WHAT IS EXPECTED:
Reproduce all of the listing below without alteration.

RECORDS SHOWN:
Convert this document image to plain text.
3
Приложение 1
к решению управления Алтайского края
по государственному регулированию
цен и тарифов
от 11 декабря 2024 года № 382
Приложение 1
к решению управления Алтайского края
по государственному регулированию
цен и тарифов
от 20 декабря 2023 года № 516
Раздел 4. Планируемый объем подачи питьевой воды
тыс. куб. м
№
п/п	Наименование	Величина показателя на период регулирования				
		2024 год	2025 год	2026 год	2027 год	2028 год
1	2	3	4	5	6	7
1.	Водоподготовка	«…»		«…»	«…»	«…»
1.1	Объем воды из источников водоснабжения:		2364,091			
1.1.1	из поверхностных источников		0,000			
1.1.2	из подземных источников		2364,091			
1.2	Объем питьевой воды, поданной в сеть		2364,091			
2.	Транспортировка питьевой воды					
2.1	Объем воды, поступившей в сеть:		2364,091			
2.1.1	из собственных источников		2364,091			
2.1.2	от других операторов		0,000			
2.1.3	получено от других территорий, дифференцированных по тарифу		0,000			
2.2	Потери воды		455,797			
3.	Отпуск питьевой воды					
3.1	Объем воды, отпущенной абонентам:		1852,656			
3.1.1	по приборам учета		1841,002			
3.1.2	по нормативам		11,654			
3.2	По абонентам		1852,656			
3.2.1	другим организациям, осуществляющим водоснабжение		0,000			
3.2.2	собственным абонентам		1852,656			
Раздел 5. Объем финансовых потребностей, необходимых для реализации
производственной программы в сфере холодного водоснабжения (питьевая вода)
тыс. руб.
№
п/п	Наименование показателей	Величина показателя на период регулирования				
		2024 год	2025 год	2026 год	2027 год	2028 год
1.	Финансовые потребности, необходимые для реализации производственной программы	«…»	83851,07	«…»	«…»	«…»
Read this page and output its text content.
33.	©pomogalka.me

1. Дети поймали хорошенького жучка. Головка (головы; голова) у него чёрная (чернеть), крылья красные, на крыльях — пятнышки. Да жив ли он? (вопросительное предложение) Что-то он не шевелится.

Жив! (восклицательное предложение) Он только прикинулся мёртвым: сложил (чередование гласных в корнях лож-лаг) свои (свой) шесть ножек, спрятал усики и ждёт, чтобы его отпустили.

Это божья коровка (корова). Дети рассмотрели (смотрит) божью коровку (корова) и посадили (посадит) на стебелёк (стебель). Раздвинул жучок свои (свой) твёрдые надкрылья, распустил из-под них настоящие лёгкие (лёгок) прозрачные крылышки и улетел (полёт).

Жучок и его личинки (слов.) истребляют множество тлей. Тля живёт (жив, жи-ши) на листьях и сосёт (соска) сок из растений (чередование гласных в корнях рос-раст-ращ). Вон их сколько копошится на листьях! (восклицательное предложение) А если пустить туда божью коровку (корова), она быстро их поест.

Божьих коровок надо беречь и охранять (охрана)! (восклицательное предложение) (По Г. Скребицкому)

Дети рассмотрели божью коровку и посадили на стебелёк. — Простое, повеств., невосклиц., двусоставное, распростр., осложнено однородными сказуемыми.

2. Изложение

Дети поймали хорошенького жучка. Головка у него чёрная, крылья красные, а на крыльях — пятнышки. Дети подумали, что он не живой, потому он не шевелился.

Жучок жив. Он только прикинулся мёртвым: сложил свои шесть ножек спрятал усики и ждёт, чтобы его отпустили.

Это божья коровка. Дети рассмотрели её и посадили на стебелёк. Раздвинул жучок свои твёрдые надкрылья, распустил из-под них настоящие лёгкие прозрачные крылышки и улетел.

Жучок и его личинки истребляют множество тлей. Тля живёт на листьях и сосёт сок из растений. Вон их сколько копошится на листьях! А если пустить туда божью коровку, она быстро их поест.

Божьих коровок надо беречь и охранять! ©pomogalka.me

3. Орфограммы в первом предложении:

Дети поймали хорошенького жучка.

EXERCISE SOLUTION:
Convert this document image to plain text.
3
Приложение 1
к решению управления Алтайского края
по государственному регулированию
цен и тарифов
от 11 декабря 2024 года № 382
Приложение 1
к решению управления Алтайского края
по государственному регулированию
цен и тарифов
от 20 декабря 2023 года № 516
Раздел 4. Планируемый объем подачи питьевой воды
тыс. куб. м
№
п/п	Наименование	Величина показателя на период регулирования				
		2024 год	2025 год	2026 год	2027 год	2028 год
1	2	3	4	5	6	7
1.	Водоподготовка	«…»		«…»	«…»	«…»
1.1	Объем воды из источников водоснабжения:		2364,091			
1.1.1	из поверхностных источников		0,000			
1.1.2	из подземных источников		2364,091			
1.2	Объем питьевой воды, поданной в сеть		2364,091			
2.	Транспортировка питьевой воды					
2.1	Объем воды, поступившей в сеть:		2364,091			
2.1.1	из собственных источников		2364,091			
2.1.2	от других операторов		0,000			
2.1.3	получено от других территорий, дифференцированных по тарифу		0,000			
2.2	Потери воды		455,797			
3.	Отпуск питьевой воды					
3.1	Объем воды, отпущенной абонентам:		1852,656			
3.1.1	по приборам учета		1841,002			
3.1.2	по нормативам		11,654			
3.2	По абонентам		1852,656			
3.2.1	другим организациям, осуществляющим водоснабжение		0,000			
3.2.2	собственным абонентам		1852,656			
Раздел 5. Объем финансовых потребностей, необходимых для реализации
производственной программы в сфере холодного водоснабжения (питьевая вода)
тыс. руб.
№
п/п	Наименование показателей	Величина показателя на период регулирования				
		2024 год	2025 год	2026 год	2027 год	2028 год
1.	Финансовые потребности, необходимые для реализации производственной программы	«…»	83851,07	«…»	«…»	«…»
Read this page and output its text content.
33.	©pomogalka.me

1. Дети поймали хорошенького жучка. Головка (головы; голова) у него чёрная (чернеть), крылья красные, на крыльях — пятнышки. Да жив ли он? (вопросительное предложение) Что-то он не шевелится.

Жив! (восклицательное предложение) Он только прикинулся мёртвым: сложил (чередование гласных в корнях лож-лаг) свои (свой) шесть ножек, спрятал усики и ждёт, чтобы его отпустили.

Это божья коровка (корова). Дети рассмотрели (смотрит) божью коровку (корова) и посадили (посадит) на стебелёк (стебель). Раздвинул жучок свои (свой) твёрдые надкрылья, распустил из-под них настоящие лёгкие (лёгок) прозрачные крылышки и улетел (полёт).

Жучок и его личинки (слов.) истребляют множество тлей. Тля живёт (жив, жи-ши) на листьях и сосёт (соска) сок из растений (чередование гласных в корнях рос-раст-ращ). Вон их сколько копошится на листьях! (восклицательное предложение) А если пустить туда божью коровку (корова), она быстро их поест.

Божьих коровок надо беречь и охранять (охрана)! (восклицательное предложение) (По Г. Скребицкому)

Дети рассмотрели божью коровку и посадили на стебелёк. — Простое, повеств., невосклиц., двусоставное, распростр., осложнено однородными сказуемыми.

2. Изложение

Дети поймали хорошенького жучка. Головка у него чёрная, крылья красные, а на крыльях — пятнышки. Дети подумали, что он не живой, потому он не шевелился.

Жучок жив. Он только прикинулся мёртвым: сложил свои шесть ножек спрятал усики и ждёт, чтобы его отпустили.

Это божья коровка. Дети рассмотрели её и посадили на стебелёк. Раздвинул жучок свои твёрдые надкрылья, распустил из-под них настоящие лёгкие прозрачные крылышки и улетел.

Жучок и его личинки истребляют множество тлей. Тля живёт на листьях и сосёт сок из растений. Вон их сколько копошится на листьях! А если пустить туда божью коровку, она быстро их поест.

Божьих коровок надо беречь и охранять! ©pomogalka.me

3. Орфограммы в первом предложении:

Дети поймали хорошенького жучка.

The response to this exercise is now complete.